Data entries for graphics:
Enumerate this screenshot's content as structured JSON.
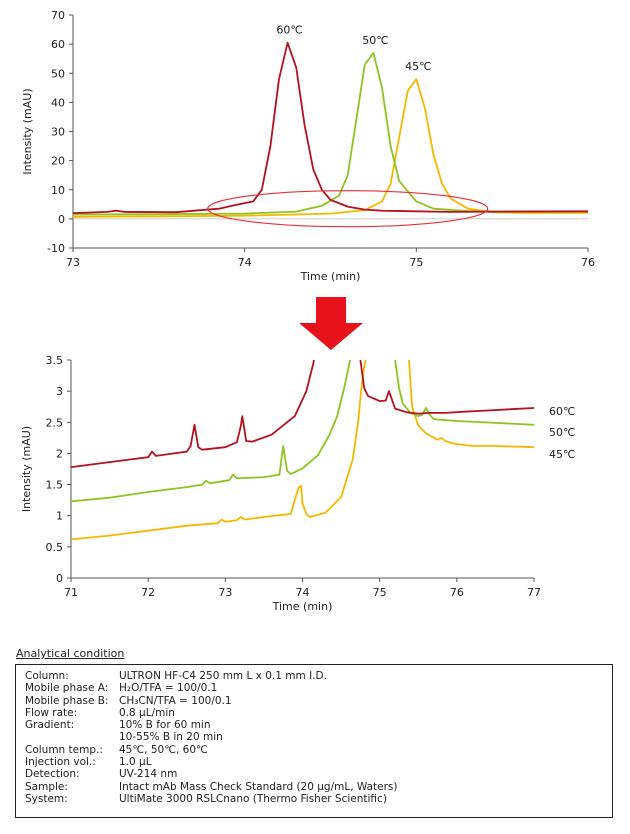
{
  "chart_data": [
    {
      "type": "line",
      "title": "",
      "xlabel": "Time (min)",
      "ylabel": "Intensity (mAU)",
      "xlim": [
        73,
        76
      ],
      "ylim": [
        -10,
        70
      ],
      "xticks": [
        73,
        74,
        75,
        76
      ],
      "yticks": [
        -10,
        0,
        10,
        20,
        30,
        40,
        50,
        60,
        70
      ],
      "annotations": [
        "60℃",
        "50℃",
        "45℃"
      ],
      "highlight_ellipse": {
        "center_time": 74.6,
        "center_intensity": 3.5
      },
      "series": [
        {
          "name": "60℃",
          "color": "#b3121f",
          "x": [
            73.0,
            73.2,
            73.25,
            73.3,
            73.6,
            73.85,
            73.95,
            74.05,
            74.1,
            74.15,
            74.2,
            74.25,
            74.3,
            74.35,
            74.4,
            74.45,
            74.5,
            74.6,
            74.7,
            74.8,
            75.0,
            75.2,
            75.5,
            76.0
          ],
          "y": [
            2.0,
            2.4,
            2.8,
            2.4,
            2.3,
            3.5,
            4.8,
            6.0,
            10.0,
            25.0,
            48.0,
            60.5,
            52.0,
            32.0,
            17.0,
            10.0,
            6.5,
            4.2,
            3.2,
            2.8,
            2.6,
            2.4,
            2.5,
            2.6
          ]
        },
        {
          "name": "50℃",
          "color": "#8fc31f",
          "x": [
            73.0,
            73.5,
            74.0,
            74.3,
            74.45,
            74.55,
            74.6,
            74.65,
            74.7,
            74.75,
            74.8,
            74.85,
            74.9,
            75.0,
            75.1,
            75.3,
            75.6,
            76.0
          ],
          "y": [
            1.5,
            1.6,
            1.8,
            2.5,
            4.5,
            8.0,
            15.0,
            34.0,
            53.0,
            57.0,
            45.0,
            25.0,
            13.0,
            6.0,
            3.5,
            2.7,
            2.5,
            2.5
          ]
        },
        {
          "name": "45℃",
          "color": "#f5b800",
          "x": [
            73.0,
            73.5,
            74.0,
            74.5,
            74.7,
            74.8,
            74.85,
            74.9,
            74.95,
            75.0,
            75.05,
            75.1,
            75.15,
            75.2,
            75.3,
            75.45,
            75.6,
            76.0
          ],
          "y": [
            0.7,
            0.9,
            1.1,
            1.8,
            3.0,
            6.0,
            12.0,
            28.0,
            44.0,
            48.0,
            38.0,
            22.0,
            12.0,
            7.0,
            3.5,
            2.3,
            2.1,
            2.1
          ]
        }
      ]
    },
    {
      "type": "line",
      "title": "",
      "xlabel": "Time (min)",
      "ylabel": "Intensity (mAU)",
      "xlim": [
        71,
        77
      ],
      "ylim": [
        0,
        3.5
      ],
      "xticks": [
        71,
        72,
        73,
        74,
        75,
        76,
        77
      ],
      "yticks": [
        0,
        0.5,
        1,
        1.5,
        2,
        2.5,
        3,
        3.5
      ],
      "legend_position": "right",
      "series": [
        {
          "name": "60℃",
          "color": "#b3121f",
          "segments": [
            {
              "x": [
                71.0,
                71.5,
                72.0,
                72.05,
                72.1,
                72.5,
                72.55,
                72.6,
                72.65,
                72.7,
                73.0,
                73.15,
                73.2,
                73.22,
                73.27,
                73.35,
                73.6,
                73.9,
                74.05,
                74.15
              ],
              "y": [
                1.78,
                1.86,
                1.94,
                2.03,
                1.96,
                2.03,
                2.12,
                2.46,
                2.1,
                2.06,
                2.1,
                2.18,
                2.44,
                2.6,
                2.2,
                2.19,
                2.3,
                2.6,
                3.0,
                3.5
              ]
            },
            {
              "x": [
                74.75,
                74.8,
                74.85,
                75.0,
                75.08,
                75.12,
                75.2,
                75.35,
                75.5,
                75.65,
                75.85,
                76.1,
                76.4,
                76.7,
                77.0
              ],
              "y": [
                3.5,
                3.05,
                2.92,
                2.84,
                2.85,
                3.0,
                2.72,
                2.66,
                2.64,
                2.65,
                2.65,
                2.67,
                2.69,
                2.71,
                2.73
              ]
            }
          ]
        },
        {
          "name": "50℃",
          "color": "#8fc31f",
          "segments": [
            {
              "x": [
                71.0,
                71.5,
                72.0,
                72.5,
                72.7,
                72.75,
                72.8,
                73.05,
                73.1,
                73.15,
                73.5,
                73.7,
                73.75,
                73.8,
                73.85,
                74.0,
                74.2,
                74.35,
                74.45,
                74.5,
                74.55,
                74.6,
                74.62
              ],
              "y": [
                1.23,
                1.29,
                1.38,
                1.46,
                1.5,
                1.56,
                1.52,
                1.57,
                1.66,
                1.6,
                1.62,
                1.66,
                2.12,
                1.72,
                1.67,
                1.76,
                1.97,
                2.3,
                2.6,
                2.85,
                3.1,
                3.4,
                3.5
              ]
            },
            {
              "x": [
                75.2,
                75.25,
                75.3,
                75.4,
                75.5,
                75.55,
                75.6,
                75.65,
                75.7,
                76.0,
                76.5,
                77.0
              ],
              "y": [
                3.5,
                3.05,
                2.8,
                2.65,
                2.6,
                2.62,
                2.73,
                2.62,
                2.55,
                2.52,
                2.49,
                2.46
              ]
            }
          ]
        },
        {
          "name": "45℃",
          "color": "#f5b800",
          "segments": [
            {
              "x": [
                71.0,
                71.5,
                72.0,
                72.5,
                72.9,
                72.95,
                73.0,
                73.15,
                73.2,
                73.25,
                73.5,
                73.85,
                73.9,
                73.95,
                73.98,
                74.0,
                74.05,
                74.1,
                74.3,
                74.5,
                74.65,
                74.72,
                74.76,
                74.8,
                74.82
              ],
              "y": [
                0.62,
                0.68,
                0.76,
                0.84,
                0.88,
                0.94,
                0.9,
                0.93,
                0.98,
                0.94,
                0.98,
                1.03,
                1.25,
                1.45,
                1.48,
                1.2,
                1.02,
                0.98,
                1.05,
                1.3,
                1.9,
                2.5,
                3.0,
                3.4,
                3.5
              ]
            },
            {
              "x": [
                75.38,
                75.42,
                75.5,
                75.6,
                75.75,
                75.8,
                75.85,
                75.95,
                76.2,
                76.5,
                77.0
              ],
              "y": [
                3.5,
                2.75,
                2.45,
                2.32,
                2.22,
                2.25,
                2.2,
                2.16,
                2.12,
                2.12,
                2.1
              ]
            }
          ]
        }
      ]
    }
  ],
  "arrow": {
    "color": "#e8121c"
  },
  "condition": {
    "title": "Analytical condition",
    "rows": [
      {
        "label": "Column:",
        "value": "ULTRON HF-C4  250 mm L x 0.1 mm I.D."
      },
      {
        "label": "Mobile phase A:",
        "value": "H₂O/TFA = 100/0.1"
      },
      {
        "label": "Mobile phase B:",
        "value": "CH₃CN/TFA = 100/0.1"
      },
      {
        "label": "Flow rate:",
        "value": "0.8 μL/min"
      },
      {
        "label": "Gradient:",
        "value": "10% B for 60 min"
      },
      {
        "label": "",
        "value": "10-55% B in 20 min"
      },
      {
        "label": "Column temp.:",
        "value": "45℃, 50℃, 60℃"
      },
      {
        "label": "Injection vol.:",
        "value": "1.0 μL"
      },
      {
        "label": "Detection:",
        "value": "UV-214 nm"
      },
      {
        "label": "Sample:",
        "value": "Intact mAb Mass Check Standard (20 μg/mL, Waters)"
      },
      {
        "label": "System:",
        "value": "UltiMate 3000 RSLCnano (Thermo Fisher Scientific)"
      }
    ]
  }
}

Work instructions: Copy each line of the listing in which the word "condition" can be found.

Written answer:
  "condition": {
    "title": "Analytical condition",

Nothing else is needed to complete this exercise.